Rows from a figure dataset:
=-=-=

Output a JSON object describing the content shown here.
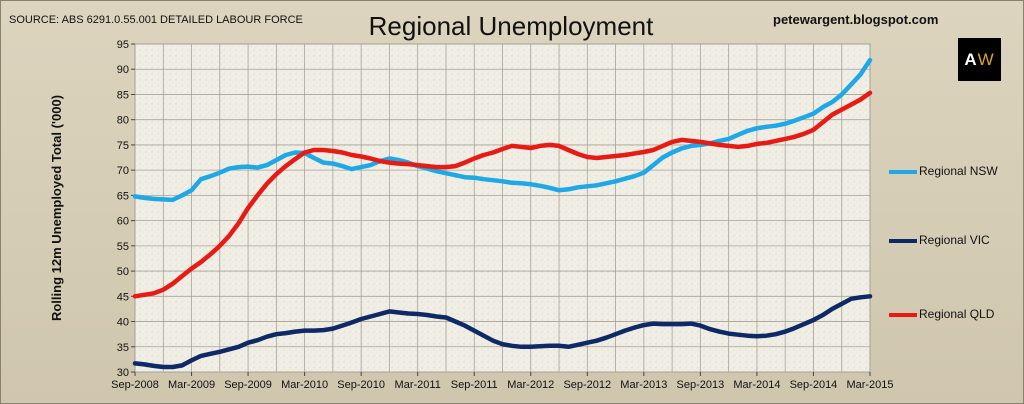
{
  "header": {
    "source": "SOURCE: ABS 6291.0.55.001 DETAILED LABOUR FORCE",
    "blog": "petewargent.blogspot.com",
    "logo_letters": [
      "A",
      "W"
    ]
  },
  "chart_data": {
    "type": "line",
    "title": "Regional Unemployment",
    "xlabel": "",
    "ylabel": "Rolling 12m Unemployed Total ('000)",
    "ylim": [
      30,
      95
    ],
    "yticks": [
      30,
      35,
      40,
      45,
      50,
      55,
      60,
      65,
      70,
      75,
      80,
      85,
      90,
      95
    ],
    "xlim": [
      "2008-09",
      "2015-03"
    ],
    "xticks": [
      "Sep-2008",
      "Mar-2009",
      "Sep-2009",
      "Mar-2010",
      "Sep-2010",
      "Mar-2011",
      "Sep-2011",
      "Mar-2012",
      "Sep-2012",
      "Mar-2013",
      "Sep-2013",
      "Mar-2014",
      "Sep-2014",
      "Mar-2015"
    ],
    "grid": true,
    "legend": "right",
    "x": [
      "2008-09",
      "2008-10",
      "2008-11",
      "2008-12",
      "2009-01",
      "2009-02",
      "2009-03",
      "2009-04",
      "2009-05",
      "2009-06",
      "2009-07",
      "2009-08",
      "2009-09",
      "2009-10",
      "2009-11",
      "2009-12",
      "2010-01",
      "2010-02",
      "2010-03",
      "2010-04",
      "2010-05",
      "2010-06",
      "2010-07",
      "2010-08",
      "2010-09",
      "2010-10",
      "2010-11",
      "2010-12",
      "2011-01",
      "2011-02",
      "2011-03",
      "2011-04",
      "2011-05",
      "2011-06",
      "2011-07",
      "2011-08",
      "2011-09",
      "2011-10",
      "2011-11",
      "2011-12",
      "2012-01",
      "2012-02",
      "2012-03",
      "2012-04",
      "2012-05",
      "2012-06",
      "2012-07",
      "2012-08",
      "2012-09",
      "2012-10",
      "2012-11",
      "2012-12",
      "2013-01",
      "2013-02",
      "2013-03",
      "2013-04",
      "2013-05",
      "2013-06",
      "2013-07",
      "2013-08",
      "2013-09",
      "2013-10",
      "2013-11",
      "2013-12",
      "2014-01",
      "2014-02",
      "2014-03",
      "2014-04",
      "2014-05",
      "2014-06",
      "2014-07",
      "2014-08",
      "2014-09",
      "2014-10",
      "2014-11",
      "2014-12",
      "2015-01",
      "2015-02",
      "2015-03"
    ],
    "series": [
      {
        "name": "Regional NSW",
        "color": "#1ea8e6",
        "values": [
          64.8,
          64.5,
          64.3,
          64.2,
          64.1,
          65.0,
          66.0,
          68.2,
          68.8,
          69.5,
          70.3,
          70.6,
          70.7,
          70.5,
          71.0,
          72.0,
          73.0,
          73.5,
          73.4,
          72.4,
          71.5,
          71.3,
          70.8,
          70.2,
          70.6,
          71.0,
          71.8,
          72.3,
          72.0,
          71.5,
          70.8,
          70.3,
          69.8,
          69.4,
          69.0,
          68.6,
          68.5,
          68.2,
          68.0,
          67.8,
          67.5,
          67.4,
          67.2,
          66.9,
          66.5,
          66.0,
          66.2,
          66.6,
          66.8,
          67.0,
          67.4,
          67.8,
          68.3,
          68.8,
          69.5,
          71.0,
          72.5,
          73.5,
          74.3,
          74.8,
          75.0,
          75.3,
          75.8,
          76.2,
          77.0,
          77.8,
          78.3,
          78.6,
          78.8,
          79.2,
          79.8,
          80.5,
          81.2,
          82.5,
          83.5,
          85.0,
          87.0,
          89.0,
          91.8
        ]
      },
      {
        "name": "Regional VIC",
        "color": "#0d2a66",
        "values": [
          31.7,
          31.5,
          31.2,
          31.0,
          31.0,
          31.3,
          32.3,
          33.2,
          33.6,
          34.0,
          34.5,
          35.0,
          35.8,
          36.3,
          37.0,
          37.5,
          37.7,
          38.0,
          38.2,
          38.2,
          38.3,
          38.6,
          39.2,
          39.8,
          40.5,
          41.0,
          41.5,
          42.0,
          41.8,
          41.6,
          41.5,
          41.3,
          41.0,
          40.8,
          40.0,
          39.2,
          38.2,
          37.2,
          36.2,
          35.5,
          35.2,
          35.0,
          35.0,
          35.1,
          35.2,
          35.2,
          35.0,
          35.4,
          35.8,
          36.2,
          36.8,
          37.5,
          38.2,
          38.8,
          39.3,
          39.6,
          39.5,
          39.5,
          39.5,
          39.6,
          39.2,
          38.5,
          38.0,
          37.6,
          37.4,
          37.2,
          37.1,
          37.2,
          37.5,
          38.0,
          38.7,
          39.5,
          40.3,
          41.3,
          42.5,
          43.5,
          44.5,
          44.8,
          45.0
        ]
      },
      {
        "name": "Regional QLD",
        "color": "#e81a14",
        "values": [
          45.0,
          45.3,
          45.6,
          46.3,
          47.5,
          49.0,
          50.5,
          51.8,
          53.3,
          55.0,
          57.0,
          59.5,
          62.5,
          65.0,
          67.3,
          69.2,
          70.8,
          72.2,
          73.5,
          74.0,
          74.0,
          73.8,
          73.5,
          73.0,
          72.7,
          72.3,
          71.8,
          71.5,
          71.3,
          71.2,
          71.0,
          70.8,
          70.6,
          70.6,
          70.8,
          71.5,
          72.3,
          73.0,
          73.5,
          74.2,
          74.8,
          74.6,
          74.4,
          74.8,
          75.0,
          74.8,
          74.0,
          73.2,
          72.6,
          72.4,
          72.6,
          72.8,
          73.0,
          73.3,
          73.6,
          74.0,
          74.8,
          75.6,
          76.0,
          75.8,
          75.6,
          75.3,
          75.0,
          74.8,
          74.6,
          74.8,
          75.2,
          75.4,
          75.8,
          76.2,
          76.6,
          77.2,
          78.0,
          79.5,
          81.0,
          82.0,
          83.0,
          84.0,
          85.3
        ]
      }
    ]
  }
}
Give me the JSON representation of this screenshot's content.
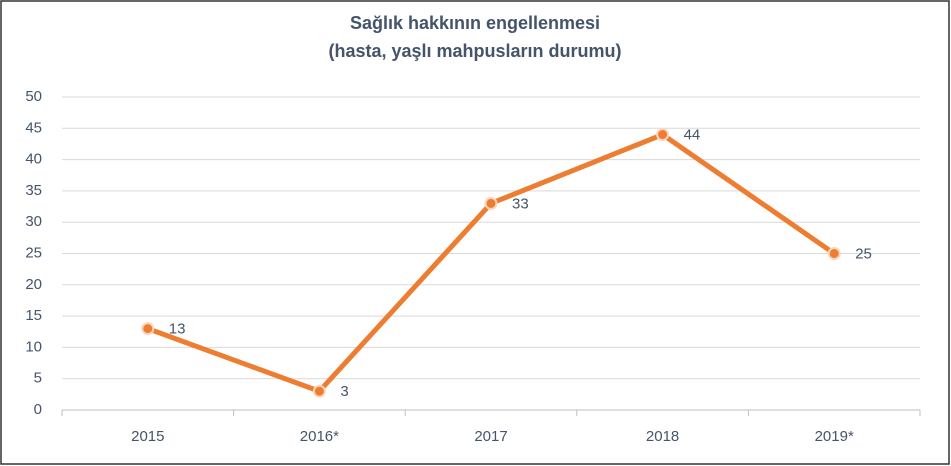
{
  "chart_data": {
    "type": "line",
    "title": "Sağlık hakkının engellenmesi",
    "subtitle": "(hasta, yaşlı mahpusların durumu)",
    "categories": [
      "2015",
      "2016*",
      "2017",
      "2018",
      "2019*"
    ],
    "series": [
      {
        "name": "Sağlık hakkının engellenmesi",
        "color": "#ed7d31",
        "values": [
          13,
          3,
          33,
          44,
          25
        ]
      }
    ],
    "ylim": [
      0,
      50
    ],
    "yticks": [
      0,
      5,
      10,
      15,
      20,
      25,
      30,
      35,
      40,
      45,
      50
    ],
    "grid": true
  }
}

=-=-=

Task requirements
All the lines above are to be reproduced exactly, except the pictures.

Solution for this exercise
Output a JSON object describing the content shown here.
{
  "header": {
    "source": "SOURCE: ABS 6291.0.55.001 DETAILED LABOUR FORCE",
    "blog": "petewargent.blogspot.com",
    "logo_letters": [
      "A",
      "W"
    ]
  },
  "chart_data": {
    "type": "line",
    "title": "Regional Unemployment",
    "xlabel": "",
    "ylabel": "Rolling 12m Unemployed Total ('000)",
    "ylim": [
      30,
      95
    ],
    "yticks": [
      30,
      35,
      40,
      45,
      50,
      55,
      60,
      65,
      70,
      75,
      80,
      85,
      90,
      95
    ],
    "xlim": [
      "2008-09",
      "2015-03"
    ],
    "xticks": [
      "Sep-2008",
      "Mar-2009",
      "Sep-2009",
      "Mar-2010",
      "Sep-2010",
      "Mar-2011",
      "Sep-2011",
      "Mar-2012",
      "Sep-2012",
      "Mar-2013",
      "Sep-2013",
      "Mar-2014",
      "Sep-2014",
      "Mar-2015"
    ],
    "grid": true,
    "legend": "right",
    "x": [
      "2008-09",
      "2008-10",
      "2008-11",
      "2008-12",
      "2009-01",
      "2009-02",
      "2009-03",
      "2009-04",
      "2009-05",
      "2009-06",
      "2009-07",
      "2009-08",
      "2009-09",
      "2009-10",
      "2009-11",
      "2009-12",
      "2010-01",
      "2010-02",
      "2010-03",
      "2010-04",
      "2010-05",
      "2010-06",
      "2010-07",
      "2010-08",
      "2010-09",
      "2010-10",
      "2010-11",
      "2010-12",
      "2011-01",
      "2011-02",
      "2011-03",
      "2011-04",
      "2011-05",
      "2011-06",
      "2011-07",
      "2011-08",
      "2011-09",
      "2011-10",
      "2011-11",
      "2011-12",
      "2012-01",
      "2012-02",
      "2012-03",
      "2012-04",
      "2012-05",
      "2012-06",
      "2012-07",
      "2012-08",
      "2012-09",
      "2012-10",
      "2012-11",
      "2012-12",
      "2013-01",
      "2013-02",
      "2013-03",
      "2013-04",
      "2013-05",
      "2013-06",
      "2013-07",
      "2013-08",
      "2013-09",
      "2013-10",
      "2013-11",
      "2013-12",
      "2014-01",
      "2014-02",
      "2014-03",
      "2014-04",
      "2014-05",
      "2014-06",
      "2014-07",
      "2014-08",
      "2014-09",
      "2014-10",
      "2014-11",
      "2014-12",
      "2015-01",
      "2015-02",
      "2015-03"
    ],
    "series": [
      {
        "name": "Regional NSW",
        "color": "#1ea8e6",
        "values": [
          64.8,
          64.5,
          64.3,
          64.2,
          64.1,
          65.0,
          66.0,
          68.2,
          68.8,
          69.5,
          70.3,
          70.6,
          70.7,
          70.5,
          71.0,
          72.0,
          73.0,
          73.5,
          73.4,
          72.4,
          71.5,
          71.3,
          70.8,
          70.2,
          70.6,
          71.0,
          71.8,
          72.3,
          72.0,
          71.5,
          70.8,
          70.3,
          69.8,
          69.4,
          69.0,
          68.6,
          68.5,
          68.2,
          68.0,
          67.8,
          67.5,
          67.4,
          67.2,
          66.9,
          66.5,
          66.0,
          66.2,
          66.6,
          66.8,
          67.0,
          67.4,
          67.8,
          68.3,
          68.8,
          69.5,
          71.0,
          72.5,
          73.5,
          74.3,
          74.8,
          75.0,
          75.3,
          75.8,
          76.2,
          77.0,
          77.8,
          78.3,
          78.6,
          78.8,
          79.2,
          79.8,
          80.5,
          81.2,
          82.5,
          83.5,
          85.0,
          87.0,
          89.0,
          91.8
        ]
      },
      {
        "name": "Regional VIC",
        "color": "#0d2a66",
        "values": [
          31.7,
          31.5,
          31.2,
          31.0,
          31.0,
          31.3,
          32.3,
          33.2,
          33.6,
          34.0,
          34.5,
          35.0,
          35.8,
          36.3,
          37.0,
          37.5,
          37.7,
          38.0,
          38.2,
          38.2,
          38.3,
          38.6,
          39.2,
          39.8,
          40.5,
          41.0,
          41.5,
          42.0,
          41.8,
          41.6,
          41.5,
          41.3,
          41.0,
          40.8,
          40.0,
          39.2,
          38.2,
          37.2,
          36.2,
          35.5,
          35.2,
          35.0,
          35.0,
          35.1,
          35.2,
          35.2,
          35.0,
          35.4,
          35.8,
          36.2,
          36.8,
          37.5,
          38.2,
          38.8,
          39.3,
          39.6,
          39.5,
          39.5,
          39.5,
          39.6,
          39.2,
          38.5,
          38.0,
          37.6,
          37.4,
          37.2,
          37.1,
          37.2,
          37.5,
          38.0,
          38.7,
          39.5,
          40.3,
          41.3,
          42.5,
          43.5,
          44.5,
          44.8,
          45.0
        ]
      },
      {
        "name": "Regional QLD",
        "color": "#e81a14",
        "values": [
          45.0,
          45.3,
          45.6,
          46.3,
          47.5,
          49.0,
          50.5,
          51.8,
          53.3,
          55.0,
          57.0,
          59.5,
          62.5,
          65.0,
          67.3,
          69.2,
          70.8,
          72.2,
          73.5,
          74.0,
          74.0,
          73.8,
          73.5,
          73.0,
          72.7,
          72.3,
          71.8,
          71.5,
          71.3,
          71.2,
          71.0,
          70.8,
          70.6,
          70.6,
          70.8,
          71.5,
          72.3,
          73.0,
          73.5,
          74.2,
          74.8,
          74.6,
          74.4,
          74.8,
          75.0,
          74.8,
          74.0,
          73.2,
          72.6,
          72.4,
          72.6,
          72.8,
          73.0,
          73.3,
          73.6,
          74.0,
          74.8,
          75.6,
          76.0,
          75.8,
          75.6,
          75.3,
          75.0,
          74.8,
          74.6,
          74.8,
          75.2,
          75.4,
          75.8,
          76.2,
          76.6,
          77.2,
          78.0,
          79.5,
          81.0,
          82.0,
          83.0,
          84.0,
          85.3
        ]
      }
    ]
  }
}
Give me the JSON representation of this screenshot's content.
{
  "chart_data": {
    "type": "line",
    "title": "Sağlık hakkının engellenmesi",
    "subtitle": "(hasta, yaşlı mahpusların durumu)",
    "categories": [
      "2015",
      "2016*",
      "2017",
      "2018",
      "2019*"
    ],
    "series": [
      {
        "name": "Sağlık hakkının engellenmesi",
        "color": "#ed7d31",
        "values": [
          13,
          3,
          33,
          44,
          25
        ]
      }
    ],
    "ylim": [
      0,
      50
    ],
    "yticks": [
      0,
      5,
      10,
      15,
      20,
      25,
      30,
      35,
      40,
      45,
      50
    ],
    "grid": true
  }
}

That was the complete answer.